> _Dataset content_:

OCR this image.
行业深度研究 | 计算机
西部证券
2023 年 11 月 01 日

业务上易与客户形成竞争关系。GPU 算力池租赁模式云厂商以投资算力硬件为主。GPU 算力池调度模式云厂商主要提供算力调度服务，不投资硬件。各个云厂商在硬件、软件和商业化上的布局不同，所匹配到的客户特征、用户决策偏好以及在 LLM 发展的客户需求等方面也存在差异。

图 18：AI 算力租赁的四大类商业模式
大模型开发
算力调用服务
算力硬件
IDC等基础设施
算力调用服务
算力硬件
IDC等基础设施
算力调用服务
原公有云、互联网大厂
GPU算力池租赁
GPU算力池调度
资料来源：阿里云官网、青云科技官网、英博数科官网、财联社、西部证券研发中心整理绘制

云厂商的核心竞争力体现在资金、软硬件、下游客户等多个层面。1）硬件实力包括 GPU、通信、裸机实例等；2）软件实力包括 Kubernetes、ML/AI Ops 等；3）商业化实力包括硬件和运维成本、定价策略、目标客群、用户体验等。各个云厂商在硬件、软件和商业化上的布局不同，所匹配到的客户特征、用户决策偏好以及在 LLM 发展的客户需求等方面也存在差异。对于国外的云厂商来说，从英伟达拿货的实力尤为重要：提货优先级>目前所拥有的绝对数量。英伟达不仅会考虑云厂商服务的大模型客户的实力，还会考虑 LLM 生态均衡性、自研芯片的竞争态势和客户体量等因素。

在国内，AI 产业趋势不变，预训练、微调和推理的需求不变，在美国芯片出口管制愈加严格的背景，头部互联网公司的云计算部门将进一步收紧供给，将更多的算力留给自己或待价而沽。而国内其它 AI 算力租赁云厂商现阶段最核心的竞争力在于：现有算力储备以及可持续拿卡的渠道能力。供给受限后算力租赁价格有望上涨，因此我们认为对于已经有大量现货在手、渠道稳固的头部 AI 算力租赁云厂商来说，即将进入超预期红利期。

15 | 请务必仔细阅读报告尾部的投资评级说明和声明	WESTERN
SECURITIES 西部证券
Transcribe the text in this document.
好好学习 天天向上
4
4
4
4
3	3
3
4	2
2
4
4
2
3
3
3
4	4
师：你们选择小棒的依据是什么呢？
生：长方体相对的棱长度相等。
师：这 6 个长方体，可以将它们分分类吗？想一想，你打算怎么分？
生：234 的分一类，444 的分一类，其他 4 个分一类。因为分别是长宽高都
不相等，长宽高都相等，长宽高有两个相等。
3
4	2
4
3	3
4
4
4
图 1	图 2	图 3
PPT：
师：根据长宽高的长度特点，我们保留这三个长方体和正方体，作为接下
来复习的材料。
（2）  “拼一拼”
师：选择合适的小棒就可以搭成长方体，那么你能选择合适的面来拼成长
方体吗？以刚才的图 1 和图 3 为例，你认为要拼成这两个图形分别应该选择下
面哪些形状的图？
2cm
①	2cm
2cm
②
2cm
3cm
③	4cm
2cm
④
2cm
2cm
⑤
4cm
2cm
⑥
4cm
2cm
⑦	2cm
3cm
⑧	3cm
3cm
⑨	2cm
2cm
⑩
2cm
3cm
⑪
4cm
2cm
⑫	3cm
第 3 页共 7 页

> _Your task_: Pick out each line above that includes "所匹配到的客户特征" and show it.

> _The result_:
业务上易与客户形成竞争关系。GPU 算力池租赁模式云厂商以投资算力硬件为主。GPU 算力池调度模式云厂商主要提供算力调度服务，不投资硬件。各个云厂商在硬件、软件和商业化上的布局不同，所匹配到的客户特征、用户决策偏好以及在 LLM 发展的客户需求等方面也存在差异。
云厂商的核心竞争力体现在资金、软硬件、下游客户等多个层面。1）硬件实力包括 GPU、通信、裸机实例等；2）软件实力包括 Kubernetes、ML/AI Ops 等；3）商业化实力包括硬件和运维成本、定价策略、目标客群、用户体验等。各个云厂商在硬件、软件和商业化上的布局不同，所匹配到的客户特征、用户决策偏好以及在 LLM 发展的客户需求等方面也存在差异。对于国外的云厂商来说，从英伟达拿货的实力尤为重要：提货优先级>目前所拥有的绝对数量。英伟达不仅会考虑云厂商服务的大模型客户的实力，还会考虑 LLM 生态均衡性、自研芯片的竞争态势和客户体量等因素。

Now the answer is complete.